[Figure dataset records]
+---+

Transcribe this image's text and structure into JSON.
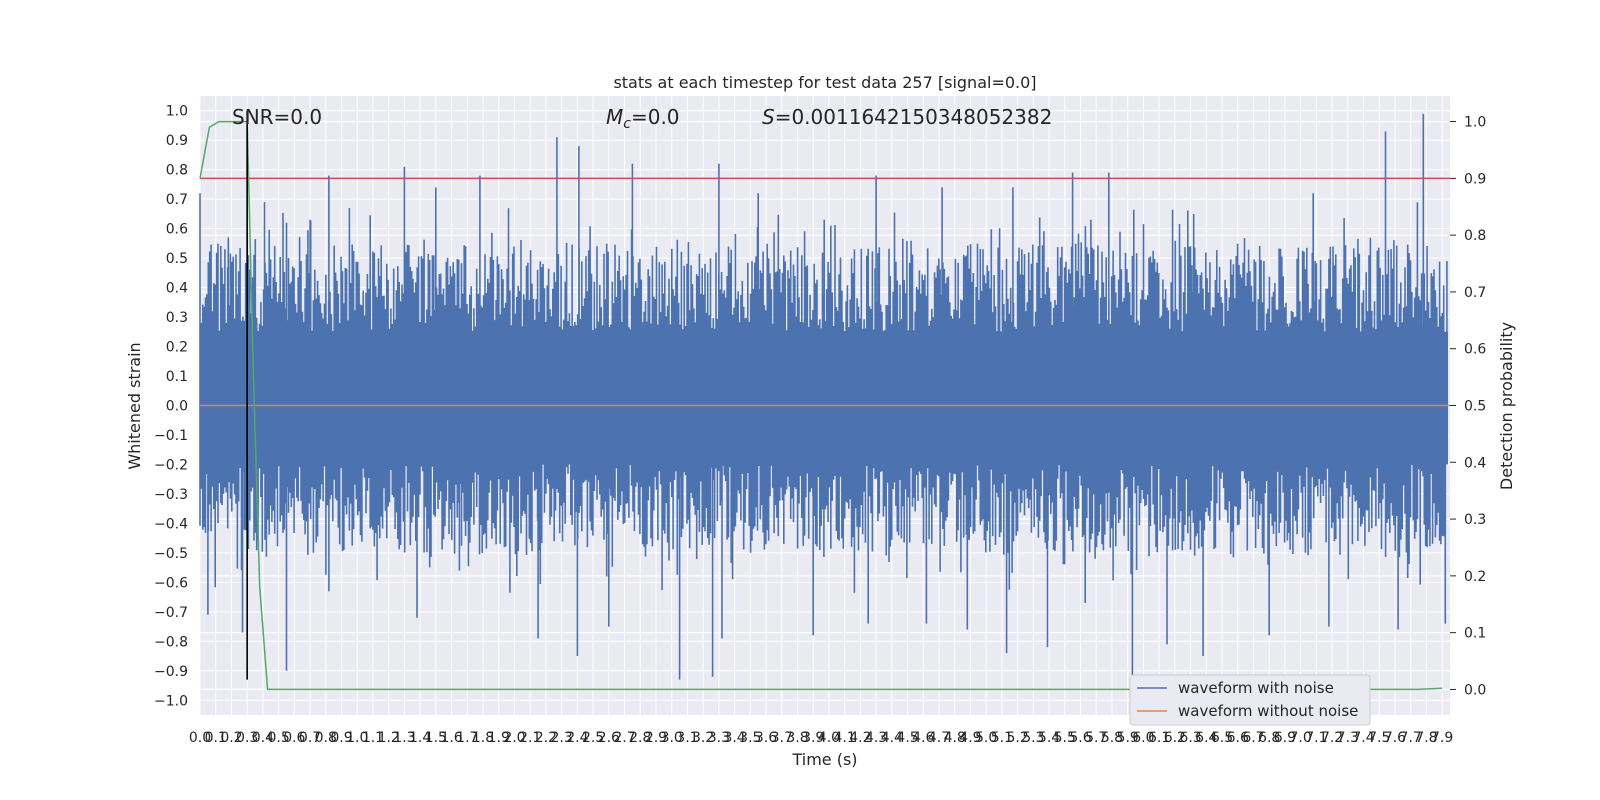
{
  "chart_data": {
    "type": "line",
    "title": "stats at each timestep for test data 257 [signal=0.0]",
    "xlabel": "Time (s)",
    "ylabel": "Whitened strain",
    "y2label": "Detection probability",
    "xlim": [
      0.0,
      7.95
    ],
    "ylim": [
      -1.05,
      1.05
    ],
    "y2lim": [
      -0.045,
      1.045
    ],
    "x_ticks": [
      "0.0",
      "0.1",
      "0.2",
      "0.3",
      "0.4",
      "0.5",
      "0.6",
      "0.7",
      "0.8",
      "0.9",
      "1.0",
      "1.1",
      "1.2",
      "1.3",
      "1.4",
      "1.5",
      "1.6",
      "1.7",
      "1.8",
      "1.9",
      "2.0",
      "2.1",
      "2.2",
      "2.3",
      "2.4",
      "2.5",
      "2.6",
      "2.7",
      "2.8",
      "2.9",
      "3.0",
      "3.1",
      "3.2",
      "3.3",
      "3.4",
      "3.5",
      "3.6",
      "3.7",
      "3.8",
      "3.9",
      "4.0",
      "4.1",
      "4.2",
      "4.3",
      "4.4",
      "4.5",
      "4.6",
      "4.7",
      "4.8",
      "4.9",
      "5.0",
      "5.1",
      "5.2",
      "5.3",
      "5.4",
      "5.5",
      "5.6",
      "5.7",
      "5.8",
      "5.9",
      "6.0",
      "6.1",
      "6.2",
      "6.3",
      "6.4",
      "6.5",
      "6.6",
      "6.7",
      "6.8",
      "6.9",
      "7.0",
      "7.1",
      "7.2",
      "7.3",
      "7.4",
      "7.5",
      "7.6",
      "7.7",
      "7.8",
      "7.9"
    ],
    "y_ticks": [
      "1.0",
      "0.9",
      "0.8",
      "0.7",
      "0.6",
      "0.5",
      "0.4",
      "0.3",
      "0.2",
      "0.1",
      "0.0",
      "−0.1",
      "−0.2",
      "−0.3",
      "−0.4",
      "−0.5",
      "−0.6",
      "−0.7",
      "−0.8",
      "−0.9",
      "−1.0"
    ],
    "y2_ticks": [
      "1.0",
      "0.9",
      "0.8",
      "0.7",
      "0.6",
      "0.5",
      "0.4",
      "0.3",
      "0.2",
      "0.1",
      "0.0"
    ],
    "annotations": {
      "snr": "SNR=0.0",
      "mc": "=0.0",
      "mc_symbol": "M",
      "mc_sub": "c",
      "s": "=0.0011642150348052382",
      "s_symbol": "S"
    },
    "threshold_line": {
      "y2": 0.9,
      "color": "#c44e52"
    },
    "marker_line": {
      "x": 0.3,
      "y_from": -0.93,
      "y_to": 1.0,
      "color": "#000000"
    },
    "series": [
      {
        "name": "waveform with noise",
        "color": "#4c72b0",
        "axis": "left",
        "envelope": {
          "typical_upper": 0.25,
          "typical_lower": -0.2,
          "spikes": [
            [
              0.0,
              0.72
            ],
            [
              0.18,
              0.57
            ],
            [
              0.3,
              0.97
            ],
            [
              0.41,
              0.69
            ],
            [
              0.55,
              0.62
            ],
            [
              0.7,
              0.63
            ],
            [
              0.82,
              0.78
            ],
            [
              0.95,
              0.67
            ],
            [
              1.3,
              0.81
            ],
            [
              1.5,
              0.74
            ],
            [
              1.78,
              0.78
            ],
            [
              2.27,
              0.91
            ],
            [
              2.41,
              0.88
            ],
            [
              2.75,
              0.82
            ],
            [
              3.3,
              0.82
            ],
            [
              3.55,
              0.72
            ],
            [
              3.97,
              0.63
            ],
            [
              4.3,
              0.68
            ],
            [
              4.3,
              0.78
            ],
            [
              4.72,
              0.74
            ],
            [
              5.17,
              0.74
            ],
            [
              5.55,
              0.79
            ],
            [
              5.78,
              0.79
            ],
            [
              6.32,
              0.65
            ],
            [
              7.08,
              0.72
            ],
            [
              7.54,
              0.93
            ],
            [
              7.78,
              0.99
            ],
            [
              7.93,
              0.49
            ],
            [
              0.05,
              -0.71
            ],
            [
              0.27,
              -0.77
            ],
            [
              0.55,
              -0.9
            ],
            [
              0.82,
              -0.63
            ],
            [
              1.38,
              -0.72
            ],
            [
              1.65,
              -0.56
            ],
            [
              2.15,
              -0.79
            ],
            [
              2.4,
              -0.85
            ],
            [
              2.6,
              -0.75
            ],
            [
              3.05,
              -0.93
            ],
            [
              3.26,
              -0.92
            ],
            [
              3.32,
              -0.79
            ],
            [
              3.9,
              -0.78
            ],
            [
              4.25,
              -0.74
            ],
            [
              4.62,
              -0.74
            ],
            [
              4.88,
              -0.76
            ],
            [
              5.13,
              -0.84
            ],
            [
              5.39,
              -0.82
            ],
            [
              5.63,
              -0.67
            ],
            [
              5.93,
              -0.92
            ],
            [
              6.15,
              -0.81
            ],
            [
              6.38,
              -0.85
            ],
            [
              6.8,
              -0.78
            ],
            [
              7.18,
              -0.75
            ],
            [
              7.62,
              -0.76
            ],
            [
              7.92,
              -0.74
            ]
          ]
        }
      },
      {
        "name": "waveform without noise",
        "color": "#dd8452",
        "axis": "left",
        "x": [
          0.0,
          7.95
        ],
        "y": [
          0.0,
          0.0
        ]
      },
      {
        "name": "",
        "color": "#55a868",
        "axis": "right",
        "x": [
          0.0,
          0.06,
          0.12,
          0.2,
          0.3,
          0.34,
          0.38,
          0.43,
          0.5,
          1.0,
          2.0,
          3.0,
          4.0,
          5.0,
          6.0,
          7.0,
          7.75,
          7.9
        ],
        "y": [
          0.9,
          0.99,
          1.0,
          1.0,
          1.0,
          0.55,
          0.18,
          0.0,
          0.0,
          0.0,
          0.0,
          0.0,
          0.0,
          0.0,
          0.0,
          0.0,
          0.0,
          0.002
        ]
      }
    ],
    "legend": {
      "placement": "lower-right"
    },
    "grid": true
  },
  "colors": {
    "plot_background": "#eaeaf2",
    "grid": "#ffffff"
  }
}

+---+

Repeat the material above verbatim, with no pictures in the output.

→ **WRITTEN ANSWER**:
Transcribe this image's text and structure into JSON.
{
  "chart_data": {
    "type": "line",
    "title": "stats at each timestep for test data 257 [signal=0.0]",
    "xlabel": "Time (s)",
    "ylabel": "Whitened strain",
    "y2label": "Detection probability",
    "xlim": [
      0.0,
      7.95
    ],
    "ylim": [
      -1.05,
      1.05
    ],
    "y2lim": [
      -0.045,
      1.045
    ],
    "x_ticks": [
      "0.0",
      "0.1",
      "0.2",
      "0.3",
      "0.4",
      "0.5",
      "0.6",
      "0.7",
      "0.8",
      "0.9",
      "1.0",
      "1.1",
      "1.2",
      "1.3",
      "1.4",
      "1.5",
      "1.6",
      "1.7",
      "1.8",
      "1.9",
      "2.0",
      "2.1",
      "2.2",
      "2.3",
      "2.4",
      "2.5",
      "2.6",
      "2.7",
      "2.8",
      "2.9",
      "3.0",
      "3.1",
      "3.2",
      "3.3",
      "3.4",
      "3.5",
      "3.6",
      "3.7",
      "3.8",
      "3.9",
      "4.0",
      "4.1",
      "4.2",
      "4.3",
      "4.4",
      "4.5",
      "4.6",
      "4.7",
      "4.8",
      "4.9",
      "5.0",
      "5.1",
      "5.2",
      "5.3",
      "5.4",
      "5.5",
      "5.6",
      "5.7",
      "5.8",
      "5.9",
      "6.0",
      "6.1",
      "6.2",
      "6.3",
      "6.4",
      "6.5",
      "6.6",
      "6.7",
      "6.8",
      "6.9",
      "7.0",
      "7.1",
      "7.2",
      "7.3",
      "7.4",
      "7.5",
      "7.6",
      "7.7",
      "7.8",
      "7.9"
    ],
    "y_ticks": [
      "1.0",
      "0.9",
      "0.8",
      "0.7",
      "0.6",
      "0.5",
      "0.4",
      "0.3",
      "0.2",
      "0.1",
      "0.0",
      "−0.1",
      "−0.2",
      "−0.3",
      "−0.4",
      "−0.5",
      "−0.6",
      "−0.7",
      "−0.8",
      "−0.9",
      "−1.0"
    ],
    "y2_ticks": [
      "1.0",
      "0.9",
      "0.8",
      "0.7",
      "0.6",
      "0.5",
      "0.4",
      "0.3",
      "0.2",
      "0.1",
      "0.0"
    ],
    "annotations": {
      "snr": "SNR=0.0",
      "mc": "=0.0",
      "mc_symbol": "M",
      "mc_sub": "c",
      "s": "=0.0011642150348052382",
      "s_symbol": "S"
    },
    "threshold_line": {
      "y2": 0.9,
      "color": "#c44e52"
    },
    "marker_line": {
      "x": 0.3,
      "y_from": -0.93,
      "y_to": 1.0,
      "color": "#000000"
    },
    "series": [
      {
        "name": "waveform with noise",
        "color": "#4c72b0",
        "axis": "left",
        "envelope": {
          "typical_upper": 0.25,
          "typical_lower": -0.2,
          "spikes": [
            [
              0.0,
              0.72
            ],
            [
              0.18,
              0.57
            ],
            [
              0.3,
              0.97
            ],
            [
              0.41,
              0.69
            ],
            [
              0.55,
              0.62
            ],
            [
              0.7,
              0.63
            ],
            [
              0.82,
              0.78
            ],
            [
              0.95,
              0.67
            ],
            [
              1.3,
              0.81
            ],
            [
              1.5,
              0.74
            ],
            [
              1.78,
              0.78
            ],
            [
              2.27,
              0.91
            ],
            [
              2.41,
              0.88
            ],
            [
              2.75,
              0.82
            ],
            [
              3.3,
              0.82
            ],
            [
              3.55,
              0.72
            ],
            [
              3.97,
              0.63
            ],
            [
              4.3,
              0.68
            ],
            [
              4.3,
              0.78
            ],
            [
              4.72,
              0.74
            ],
            [
              5.17,
              0.74
            ],
            [
              5.55,
              0.79
            ],
            [
              5.78,
              0.79
            ],
            [
              6.32,
              0.65
            ],
            [
              7.08,
              0.72
            ],
            [
              7.54,
              0.93
            ],
            [
              7.78,
              0.99
            ],
            [
              7.93,
              0.49
            ],
            [
              0.05,
              -0.71
            ],
            [
              0.27,
              -0.77
            ],
            [
              0.55,
              -0.9
            ],
            [
              0.82,
              -0.63
            ],
            [
              1.38,
              -0.72
            ],
            [
              1.65,
              -0.56
            ],
            [
              2.15,
              -0.79
            ],
            [
              2.4,
              -0.85
            ],
            [
              2.6,
              -0.75
            ],
            [
              3.05,
              -0.93
            ],
            [
              3.26,
              -0.92
            ],
            [
              3.32,
              -0.79
            ],
            [
              3.9,
              -0.78
            ],
            [
              4.25,
              -0.74
            ],
            [
              4.62,
              -0.74
            ],
            [
              4.88,
              -0.76
            ],
            [
              5.13,
              -0.84
            ],
            [
              5.39,
              -0.82
            ],
            [
              5.63,
              -0.67
            ],
            [
              5.93,
              -0.92
            ],
            [
              6.15,
              -0.81
            ],
            [
              6.38,
              -0.85
            ],
            [
              6.8,
              -0.78
            ],
            [
              7.18,
              -0.75
            ],
            [
              7.62,
              -0.76
            ],
            [
              7.92,
              -0.74
            ]
          ]
        }
      },
      {
        "name": "waveform without noise",
        "color": "#dd8452",
        "axis": "left",
        "x": [
          0.0,
          7.95
        ],
        "y": [
          0.0,
          0.0
        ]
      },
      {
        "name": "",
        "color": "#55a868",
        "axis": "right",
        "x": [
          0.0,
          0.06,
          0.12,
          0.2,
          0.3,
          0.34,
          0.38,
          0.43,
          0.5,
          1.0,
          2.0,
          3.0,
          4.0,
          5.0,
          6.0,
          7.0,
          7.75,
          7.9
        ],
        "y": [
          0.9,
          0.99,
          1.0,
          1.0,
          1.0,
          0.55,
          0.18,
          0.0,
          0.0,
          0.0,
          0.0,
          0.0,
          0.0,
          0.0,
          0.0,
          0.0,
          0.0,
          0.002
        ]
      }
    ],
    "legend": {
      "placement": "lower-right"
    },
    "grid": true
  },
  "colors": {
    "plot_background": "#eaeaf2",
    "grid": "#ffffff"
  }
}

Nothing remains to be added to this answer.